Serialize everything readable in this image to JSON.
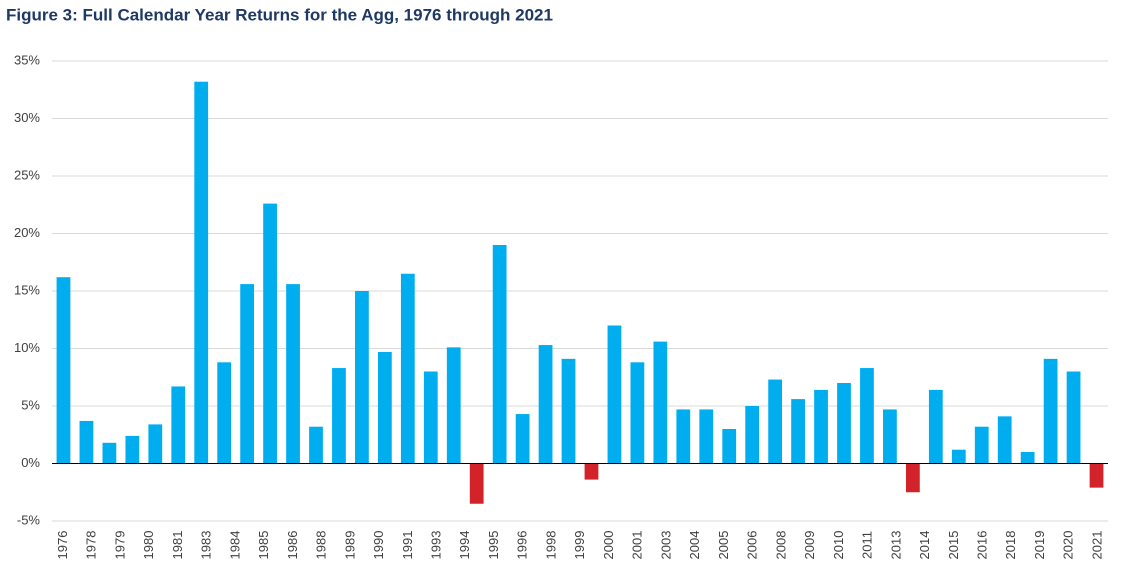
{
  "chart_data": {
    "type": "bar",
    "title": "Figure 3: Full Calendar Year Returns for the Agg, 1976 through 2021",
    "categories": [
      "1976",
      null,
      "1978",
      "1979",
      "1980",
      "1981",
      null,
      "1983",
      "1984",
      "1985",
      "1986",
      null,
      "1988",
      "1989",
      "1990",
      "1991",
      null,
      "1993",
      "1994",
      "1995",
      "1996",
      null,
      "1998",
      "1999",
      "2000",
      "2001",
      null,
      "2003",
      "2004",
      "2005",
      "2006",
      null,
      "2008",
      "2009",
      "2010",
      "2011",
      null,
      "2013",
      "2014",
      "2015",
      "2016",
      null,
      "2018",
      "2019",
      "2020",
      "2021"
    ],
    "values": [
      16.2,
      3.7,
      1.8,
      2.4,
      3.4,
      6.7,
      33.2,
      8.8,
      15.6,
      22.6,
      15.6,
      3.2,
      8.3,
      15.0,
      9.7,
      16.5,
      8.0,
      10.1,
      -3.5,
      19.0,
      4.3,
      10.3,
      9.1,
      -1.4,
      12.0,
      8.8,
      10.6,
      4.7,
      4.7,
      3.0,
      5.0,
      7.3,
      5.6,
      6.4,
      7.0,
      8.3,
      4.7,
      -2.5,
      6.4,
      1.2,
      3.2,
      4.1,
      1.0,
      9.1,
      8.0,
      -2.1
    ],
    "color": "#00aeef",
    "negative_color": "#d2232a",
    "ylim": [
      -5,
      35
    ],
    "yticks": [
      {
        "value": -5,
        "label": "-5%"
      },
      {
        "value": 0,
        "label": "0%"
      },
      {
        "value": 5,
        "label": "5%"
      },
      {
        "value": 10,
        "label": "10%"
      },
      {
        "value": 15,
        "label": "15%"
      },
      {
        "value": 20,
        "label": "20%"
      },
      {
        "value": 25,
        "label": "25%"
      },
      {
        "value": 30,
        "label": "30%"
      },
      {
        "value": 35,
        "label": "35%"
      }
    ],
    "grid": true
  }
}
===============
Search the data above for lines holding "label" and copy each of them.

        "label": "-5%"
        "label": "0%"
        "label": "5%"
        "label": "10%"
        "label": "15%"
        "label": "20%"
        "label": "25%"
        "label": "30%"
        "label": "35%"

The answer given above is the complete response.